Dataset items:
* * * *
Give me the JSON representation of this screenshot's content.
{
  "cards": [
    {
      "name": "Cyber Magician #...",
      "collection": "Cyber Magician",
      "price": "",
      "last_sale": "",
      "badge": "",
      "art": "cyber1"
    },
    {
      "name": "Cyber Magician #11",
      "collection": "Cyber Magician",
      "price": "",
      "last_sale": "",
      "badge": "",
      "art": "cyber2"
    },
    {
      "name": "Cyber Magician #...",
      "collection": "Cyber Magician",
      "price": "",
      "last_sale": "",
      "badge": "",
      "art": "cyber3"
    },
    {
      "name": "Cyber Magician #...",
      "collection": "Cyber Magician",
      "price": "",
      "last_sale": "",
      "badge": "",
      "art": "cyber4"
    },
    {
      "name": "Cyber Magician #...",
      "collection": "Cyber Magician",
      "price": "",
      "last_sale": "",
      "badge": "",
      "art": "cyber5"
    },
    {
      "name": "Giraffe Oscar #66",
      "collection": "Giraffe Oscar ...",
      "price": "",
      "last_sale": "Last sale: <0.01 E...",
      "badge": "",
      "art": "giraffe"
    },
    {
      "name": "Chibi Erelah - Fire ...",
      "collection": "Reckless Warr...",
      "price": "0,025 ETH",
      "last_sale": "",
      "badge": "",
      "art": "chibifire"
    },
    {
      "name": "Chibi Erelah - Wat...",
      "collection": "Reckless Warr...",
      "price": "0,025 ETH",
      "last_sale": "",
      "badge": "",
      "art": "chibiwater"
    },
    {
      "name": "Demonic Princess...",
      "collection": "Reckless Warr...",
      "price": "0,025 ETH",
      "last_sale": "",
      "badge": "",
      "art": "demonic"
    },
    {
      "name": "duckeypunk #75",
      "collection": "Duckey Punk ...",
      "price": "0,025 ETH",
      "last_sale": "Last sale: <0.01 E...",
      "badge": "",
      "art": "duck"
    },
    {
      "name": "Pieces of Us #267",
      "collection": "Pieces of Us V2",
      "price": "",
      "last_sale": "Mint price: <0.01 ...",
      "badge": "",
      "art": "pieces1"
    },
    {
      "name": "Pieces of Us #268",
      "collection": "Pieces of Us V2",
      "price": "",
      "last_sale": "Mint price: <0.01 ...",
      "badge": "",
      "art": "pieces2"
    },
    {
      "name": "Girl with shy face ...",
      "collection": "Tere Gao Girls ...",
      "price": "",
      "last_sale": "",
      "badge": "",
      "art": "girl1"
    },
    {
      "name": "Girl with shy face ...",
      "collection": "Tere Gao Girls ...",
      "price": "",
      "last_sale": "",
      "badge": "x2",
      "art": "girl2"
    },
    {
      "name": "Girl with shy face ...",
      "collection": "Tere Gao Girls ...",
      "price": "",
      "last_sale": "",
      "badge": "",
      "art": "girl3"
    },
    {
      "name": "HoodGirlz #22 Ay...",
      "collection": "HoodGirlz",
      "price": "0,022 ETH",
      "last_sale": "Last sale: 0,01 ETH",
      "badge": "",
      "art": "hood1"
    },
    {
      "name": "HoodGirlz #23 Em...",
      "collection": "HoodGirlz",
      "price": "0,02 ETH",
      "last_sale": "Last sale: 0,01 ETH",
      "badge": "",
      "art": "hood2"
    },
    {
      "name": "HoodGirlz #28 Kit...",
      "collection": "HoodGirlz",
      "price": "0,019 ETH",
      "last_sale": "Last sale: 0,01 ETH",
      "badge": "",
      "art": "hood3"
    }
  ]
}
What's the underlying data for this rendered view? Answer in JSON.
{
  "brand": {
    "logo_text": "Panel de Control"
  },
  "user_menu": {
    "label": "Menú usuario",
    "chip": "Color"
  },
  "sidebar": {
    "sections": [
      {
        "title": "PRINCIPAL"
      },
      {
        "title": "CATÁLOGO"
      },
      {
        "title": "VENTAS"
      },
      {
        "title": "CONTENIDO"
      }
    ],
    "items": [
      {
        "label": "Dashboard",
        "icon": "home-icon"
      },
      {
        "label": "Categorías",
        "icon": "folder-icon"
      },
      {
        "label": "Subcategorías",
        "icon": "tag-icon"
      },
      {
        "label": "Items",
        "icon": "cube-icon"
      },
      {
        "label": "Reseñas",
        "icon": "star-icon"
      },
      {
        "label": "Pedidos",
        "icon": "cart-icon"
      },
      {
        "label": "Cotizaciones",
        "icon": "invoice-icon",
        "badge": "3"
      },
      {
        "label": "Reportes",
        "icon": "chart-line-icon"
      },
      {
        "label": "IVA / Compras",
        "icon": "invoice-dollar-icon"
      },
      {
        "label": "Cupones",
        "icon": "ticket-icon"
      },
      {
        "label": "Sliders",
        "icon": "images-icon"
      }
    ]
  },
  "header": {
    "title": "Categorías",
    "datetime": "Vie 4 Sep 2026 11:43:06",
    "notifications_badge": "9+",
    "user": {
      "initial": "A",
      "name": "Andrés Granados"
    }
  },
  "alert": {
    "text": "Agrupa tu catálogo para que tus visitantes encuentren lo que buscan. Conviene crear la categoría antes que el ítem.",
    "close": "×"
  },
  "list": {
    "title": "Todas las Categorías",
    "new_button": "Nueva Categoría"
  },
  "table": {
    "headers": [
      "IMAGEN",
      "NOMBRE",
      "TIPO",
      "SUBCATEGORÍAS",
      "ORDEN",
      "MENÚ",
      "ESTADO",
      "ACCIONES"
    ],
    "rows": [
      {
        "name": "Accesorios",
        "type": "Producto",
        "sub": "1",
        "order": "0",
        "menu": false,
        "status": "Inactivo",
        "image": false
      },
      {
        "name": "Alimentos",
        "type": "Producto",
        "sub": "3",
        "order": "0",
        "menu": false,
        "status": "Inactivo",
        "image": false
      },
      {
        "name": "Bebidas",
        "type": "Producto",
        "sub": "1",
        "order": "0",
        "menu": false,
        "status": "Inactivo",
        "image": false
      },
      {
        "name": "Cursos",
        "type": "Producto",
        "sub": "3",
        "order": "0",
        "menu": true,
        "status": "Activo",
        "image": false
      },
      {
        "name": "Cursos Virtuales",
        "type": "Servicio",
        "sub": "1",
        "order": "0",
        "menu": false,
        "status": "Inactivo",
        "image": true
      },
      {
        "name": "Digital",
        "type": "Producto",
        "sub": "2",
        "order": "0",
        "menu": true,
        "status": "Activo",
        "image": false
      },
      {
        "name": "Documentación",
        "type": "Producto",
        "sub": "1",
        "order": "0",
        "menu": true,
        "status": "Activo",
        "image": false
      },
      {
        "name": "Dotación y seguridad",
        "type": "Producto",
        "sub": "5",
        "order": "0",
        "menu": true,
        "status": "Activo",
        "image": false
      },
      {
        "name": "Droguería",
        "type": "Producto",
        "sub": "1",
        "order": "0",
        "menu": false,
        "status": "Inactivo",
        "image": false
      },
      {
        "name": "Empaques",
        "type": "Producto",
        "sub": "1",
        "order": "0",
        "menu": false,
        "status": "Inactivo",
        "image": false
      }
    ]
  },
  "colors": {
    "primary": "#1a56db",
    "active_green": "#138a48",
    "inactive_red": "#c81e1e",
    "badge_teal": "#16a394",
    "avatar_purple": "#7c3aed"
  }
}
* * * *
* PROBLEM STATEMENT
Extract all of the data above and output it character for character.

* WORKED ANSWER
Give me the JSON representation of this screenshot's content.
{
  "cards": [
    {
      "name": "Cyber Magician #...",
      "collection": "Cyber Magician",
      "price": "",
      "last_sale": "",
      "badge": "",
      "art": "cyber1"
    },
    {
      "name": "Cyber Magician #11",
      "collection": "Cyber Magician",
      "price": "",
      "last_sale": "",
      "badge": "",
      "art": "cyber2"
    },
    {
      "name": "Cyber Magician #...",
      "collection": "Cyber Magician",
      "price": "",
      "last_sale": "",
      "badge": "",
      "art": "cyber3"
    },
    {
      "name": "Cyber Magician #...",
      "collection": "Cyber Magician",
      "price": "",
      "last_sale": "",
      "badge": "",
      "art": "cyber4"
    },
    {
      "name": "Cyber Magician #...",
      "collection": "Cyber Magician",
      "price": "",
      "last_sale": "",
      "badge": "",
      "art": "cyber5"
    },
    {
      "name": "Giraffe Oscar #66",
      "collection": "Giraffe Oscar ...",
      "price": "",
      "last_sale": "Last sale: <0.01 E...",
      "badge": "",
      "art": "giraffe"
    },
    {
      "name": "Chibi Erelah - Fire ...",
      "collection": "Reckless Warr...",
      "price": "0,025 ETH",
      "last_sale": "",
      "badge": "",
      "art": "chibifire"
    },
    {
      "name": "Chibi Erelah - Wat...",
      "collection": "Reckless Warr...",
      "price": "0,025 ETH",
      "last_sale": "",
      "badge": "",
      "art": "chibiwater"
    },
    {
      "name": "Demonic Princess...",
      "collection": "Reckless Warr...",
      "price": "0,025 ETH",
      "last_sale": "",
      "badge": "",
      "art": "demonic"
    },
    {
      "name": "duckeypunk #75",
      "collection": "Duckey Punk ...",
      "price": "0,025 ETH",
      "last_sale": "Last sale: <0.01 E...",
      "badge": "",
      "art": "duck"
    },
    {
      "name": "Pieces of Us #267",
      "collection": "Pieces of Us V2",
      "price": "",
      "last_sale": "Mint price: <0.01 ...",
      "badge": "",
      "art": "pieces1"
    },
    {
      "name": "Pieces of Us #268",
      "collection": "Pieces of Us V2",
      "price": "",
      "last_sale": "Mint price: <0.01 ...",
      "badge": "",
      "art": "pieces2"
    },
    {
      "name": "Girl with shy face ...",
      "collection": "Tere Gao Girls ...",
      "price": "",
      "last_sale": "",
      "badge": "",
      "art": "girl1"
    },
    {
      "name": "Girl with shy face ...",
      "collection": "Tere Gao Girls ...",
      "price": "",
      "last_sale": "",
      "badge": "x2",
      "art": "girl2"
    },
    {
      "name": "Girl with shy face ...",
      "collection": "Tere Gao Girls ...",
      "price": "",
      "last_sale": "",
      "badge": "",
      "art": "girl3"
    },
    {
      "name": "HoodGirlz #22 Ay...",
      "collection": "HoodGirlz",
      "price": "0,022 ETH",
      "last_sale": "Last sale: 0,01 ETH",
      "badge": "",
      "art": "hood1"
    },
    {
      "name": "HoodGirlz #23 Em...",
      "collection": "HoodGirlz",
      "price": "0,02 ETH",
      "last_sale": "Last sale: 0,01 ETH",
      "badge": "",
      "art": "hood2"
    },
    {
      "name": "HoodGirlz #28 Kit...",
      "collection": "HoodGirlz",
      "price": "0,019 ETH",
      "last_sale": "Last sale: 0,01 ETH",
      "badge": "",
      "art": "hood3"
    }
  ]
}
What's the underlying data for this rendered view? Answer in JSON.
{
  "brand": {
    "logo_text": "Panel de Control"
  },
  "user_menu": {
    "label": "Menú usuario",
    "chip": "Color"
  },
  "sidebar": {
    "sections": [
      {
        "title": "PRINCIPAL"
      },
      {
        "title": "CATÁLOGO"
      },
      {
        "title": "VENTAS"
      },
      {
        "title": "CONTENIDO"
      }
    ],
    "items": [
      {
        "label": "Dashboard",
        "icon": "home-icon"
      },
      {
        "label": "Categorías",
        "icon": "folder-icon"
      },
      {
        "label": "Subcategorías",
        "icon": "tag-icon"
      },
      {
        "label": "Items",
        "icon": "cube-icon"
      },
      {
        "label": "Reseñas",
        "icon": "star-icon"
      },
      {
        "label": "Pedidos",
        "icon": "cart-icon"
      },
      {
        "label": "Cotizaciones",
        "icon": "invoice-icon",
        "badge": "3"
      },
      {
        "label": "Reportes",
        "icon": "chart-line-icon"
      },
      {
        "label": "IVA / Compras",
        "icon": "invoice-dollar-icon"
      },
      {
        "label": "Cupones",
        "icon": "ticket-icon"
      },
      {
        "label": "Sliders",
        "icon": "images-icon"
      }
    ]
  },
  "header": {
    "title": "Categorías",
    "datetime": "Vie 4 Sep 2026 11:43:06",
    "notifications_badge": "9+",
    "user": {
      "initial": "A",
      "name": "Andrés Granados"
    }
  },
  "alert": {
    "text": "Agrupa tu catálogo para que tus visitantes encuentren lo que buscan. Conviene crear la categoría antes que el ítem.",
    "close": "×"
  },
  "list": {
    "title": "Todas las Categorías",
    "new_button": "Nueva Categoría"
  },
  "table": {
    "headers": [
      "IMAGEN",
      "NOMBRE",
      "TIPO",
      "SUBCATEGORÍAS",
      "ORDEN",
      "MENÚ",
      "ESTADO",
      "ACCIONES"
    ],
    "rows": [
      {
        "name": "Accesorios",
        "type": "Producto",
        "sub": "1",
        "order": "0",
        "menu": false,
        "status": "Inactivo",
        "image": false
      },
      {
        "name": "Alimentos",
        "type": "Producto",
        "sub": "3",
        "order": "0",
        "menu": false,
        "status": "Inactivo",
        "image": false
      },
      {
        "name": "Bebidas",
        "type": "Producto",
        "sub": "1",
        "order": "0",
        "menu": false,
        "status": "Inactivo",
        "image": false
      },
      {
        "name": "Cursos",
        "type": "Producto",
        "sub": "3",
        "order": "0",
        "menu": true,
        "status": "Activo",
        "image": false
      },
      {
        "name": "Cursos Virtuales",
        "type": "Servicio",
        "sub": "1",
        "order": "0",
        "menu": false,
        "status": "Inactivo",
        "image": true
      },
      {
        "name": "Digital",
        "type": "Producto",
        "sub": "2",
        "order": "0",
        "menu": true,
        "status": "Activo",
        "image": false
      },
      {
        "name": "Documentación",
        "type": "Producto",
        "sub": "1",
        "order": "0",
        "menu": true,
        "status": "Activo",
        "image": false
      },
      {
        "name": "Dotación y seguridad",
        "type": "Producto",
        "sub": "5",
        "order": "0",
        "menu": true,
        "status": "Activo",
        "image": false
      },
      {
        "name": "Droguería",
        "type": "Producto",
        "sub": "1",
        "order": "0",
        "menu": false,
        "status": "Inactivo",
        "image": false
      },
      {
        "name": "Empaques",
        "type": "Producto",
        "sub": "1",
        "order": "0",
        "menu": false,
        "status": "Inactivo",
        "image": false
      }
    ]
  },
  "colors": {
    "primary": "#1a56db",
    "active_green": "#138a48",
    "inactive_red": "#c81e1e",
    "badge_teal": "#16a394",
    "avatar_purple": "#7c3aed"
  }
}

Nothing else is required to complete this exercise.